── Supplied text ──

It's worlds better than just doing gaussian splats from images, but given how much the quality is influenced by images the limit to four images with text prompt or eight images without prompt is quite limiting. That's plenty to describe a chair, but almost nothing to describe a home or a space station. I hope they can extend those limits in future updates
I wonder how their approaches and results compare?
Marble renders a static Gaussian Splat asset (like a 3D game engine asset) that you then render in a game engine.
Marble seems useful for lots of use cases - 3D design, online games, etc. You pay the GPU cost to render once, then you can reuse it.
Genie seems revolutionary but expensive af to render and deliver to end users. You never stop paying boatloads of H100 costs (probably several H100s or TPU equivalents per user session) per second.
You could make a VRChat type game with Marble.
You could make a VRChat game with Genie, but only the billionaires could afford to play it.
To be clear, Genie does some remarkably cool things. You can prompt it, "T-Rex tap dancing by" and it'll appear animated in the world. I don't think any other system can do this. But the cost is enormous and it's why we don't have a playable demo.
When the cost of GPU compute comes down, I'm sure we'll all be steaming a Google Stadia like experience of "games" rendered on the fly. Multiplayer, with Hollywood grade visuals. Like playing real time Lord of the Rings or something wild.
Interestingly, there is a model like Google Genie that is open source and available to run on your local Nvidia desktop GPU. It's called DiamondWM [1], and it's a world model trained on FPS gameplay footage. It generates a 10 fps 160x160 image you can play through. Maybe we'll develop better models and faster techniques and the dream of local world models can one day be realized.
AI can speed up asset development, but that is not a major bottleneck for video games, what matters is the creative game design and backend systems, which existing on the interaction between players and systems is just about as hard as any management role, if not harder.

───
── Records shown ──

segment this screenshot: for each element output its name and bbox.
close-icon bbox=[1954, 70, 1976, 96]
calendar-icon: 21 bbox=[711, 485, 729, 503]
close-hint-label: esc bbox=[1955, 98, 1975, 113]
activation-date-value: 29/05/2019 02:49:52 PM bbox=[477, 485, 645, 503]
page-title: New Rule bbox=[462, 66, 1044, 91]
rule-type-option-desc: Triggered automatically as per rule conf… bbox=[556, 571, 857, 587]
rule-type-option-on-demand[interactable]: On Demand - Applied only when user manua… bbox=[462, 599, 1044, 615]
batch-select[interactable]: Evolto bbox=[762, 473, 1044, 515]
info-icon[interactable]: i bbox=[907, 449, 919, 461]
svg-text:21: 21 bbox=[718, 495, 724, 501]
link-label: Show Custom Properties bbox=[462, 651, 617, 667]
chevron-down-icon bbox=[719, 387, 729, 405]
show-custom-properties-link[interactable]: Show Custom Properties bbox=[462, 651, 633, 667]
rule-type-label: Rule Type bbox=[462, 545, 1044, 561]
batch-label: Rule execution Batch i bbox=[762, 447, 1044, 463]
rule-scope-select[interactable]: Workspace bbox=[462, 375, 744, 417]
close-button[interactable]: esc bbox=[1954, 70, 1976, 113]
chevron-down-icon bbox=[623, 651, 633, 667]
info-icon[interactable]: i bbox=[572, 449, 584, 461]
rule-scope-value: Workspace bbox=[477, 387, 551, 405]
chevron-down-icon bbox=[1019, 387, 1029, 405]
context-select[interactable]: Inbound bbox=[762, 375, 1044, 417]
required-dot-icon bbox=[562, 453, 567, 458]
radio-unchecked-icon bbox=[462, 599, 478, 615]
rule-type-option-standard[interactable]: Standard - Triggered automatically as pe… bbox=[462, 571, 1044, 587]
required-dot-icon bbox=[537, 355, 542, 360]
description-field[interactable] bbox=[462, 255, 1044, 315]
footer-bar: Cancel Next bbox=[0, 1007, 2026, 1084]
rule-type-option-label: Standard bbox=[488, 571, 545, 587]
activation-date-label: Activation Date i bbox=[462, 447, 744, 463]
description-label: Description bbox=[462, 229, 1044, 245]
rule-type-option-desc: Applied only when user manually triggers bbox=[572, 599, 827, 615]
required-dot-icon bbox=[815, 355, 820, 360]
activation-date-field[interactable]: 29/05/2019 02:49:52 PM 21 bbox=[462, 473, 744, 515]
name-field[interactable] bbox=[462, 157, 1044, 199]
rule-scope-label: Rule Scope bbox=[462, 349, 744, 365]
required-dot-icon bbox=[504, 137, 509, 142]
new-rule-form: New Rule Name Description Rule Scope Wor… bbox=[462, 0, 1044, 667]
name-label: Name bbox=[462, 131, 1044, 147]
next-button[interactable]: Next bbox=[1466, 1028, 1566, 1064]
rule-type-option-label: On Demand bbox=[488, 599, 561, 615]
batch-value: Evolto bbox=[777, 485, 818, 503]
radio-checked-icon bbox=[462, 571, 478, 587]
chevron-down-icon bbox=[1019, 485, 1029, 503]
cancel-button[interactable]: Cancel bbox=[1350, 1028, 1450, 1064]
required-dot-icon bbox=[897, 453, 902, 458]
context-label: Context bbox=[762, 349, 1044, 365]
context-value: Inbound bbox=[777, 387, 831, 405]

───

Can you print the discussion of Marble and Genie word for word, from start to finish?

● **Exercise output**
It's worlds better than just doing gaussian splats from images, but given how much the quality is influenced by images the limit to four images with text prompt or eight images without prompt is quite limiting. That's plenty to describe a chair, but almost nothing to describe a home or a space station. I hope they can extend those limits in future updates
I wonder how their approaches and results compare?
Marble renders a static Gaussian Splat asset (like a 3D game engine asset) that you then render in a game engine.
Marble seems useful for lots of use cases - 3D design, online games, etc. You pay the GPU cost to render once, then you can reuse it.
Genie seems revolutionary but expensive af to render and deliver to end users. You never stop paying boatloads of H100 costs (probably several H100s or TPU equivalents per user session) per second.
You could make a VRChat type game with Marble.
You could make a VRChat game with Genie, but only the billionaires could afford to play it.
To be clear, Genie does some remarkably cool things. You can prompt it, "T-Rex tap dancing by" and it'll appear animated in the world. I don't think any other system can do this. But the cost is enormous and it's why we don't have a playable demo.
When the cost of GPU compute comes down, I'm sure we'll all be steaming a Google Stadia like experience of "games" rendered on the fly. Multiplayer, with Hollywood grade visuals. Like playing real time Lord of the Rings or something wild.
Interestingly, there is a model like Google Genie that is open source and available to run on your local Nvidia desktop GPU. It's called DiamondWM [1], and it's a world model trained on FPS gameplay footage. It generates a 10 fps 160x160 image you can play through. Maybe we'll develop better models and faster techniques and the dream of local world models can one day be realized.
AI can speed up asset development, but that is not a major bottleneck for video games, what matters is the creative game design and backend systems, which existing on the interaction between players and systems is just about as hard as any management role, if not harder.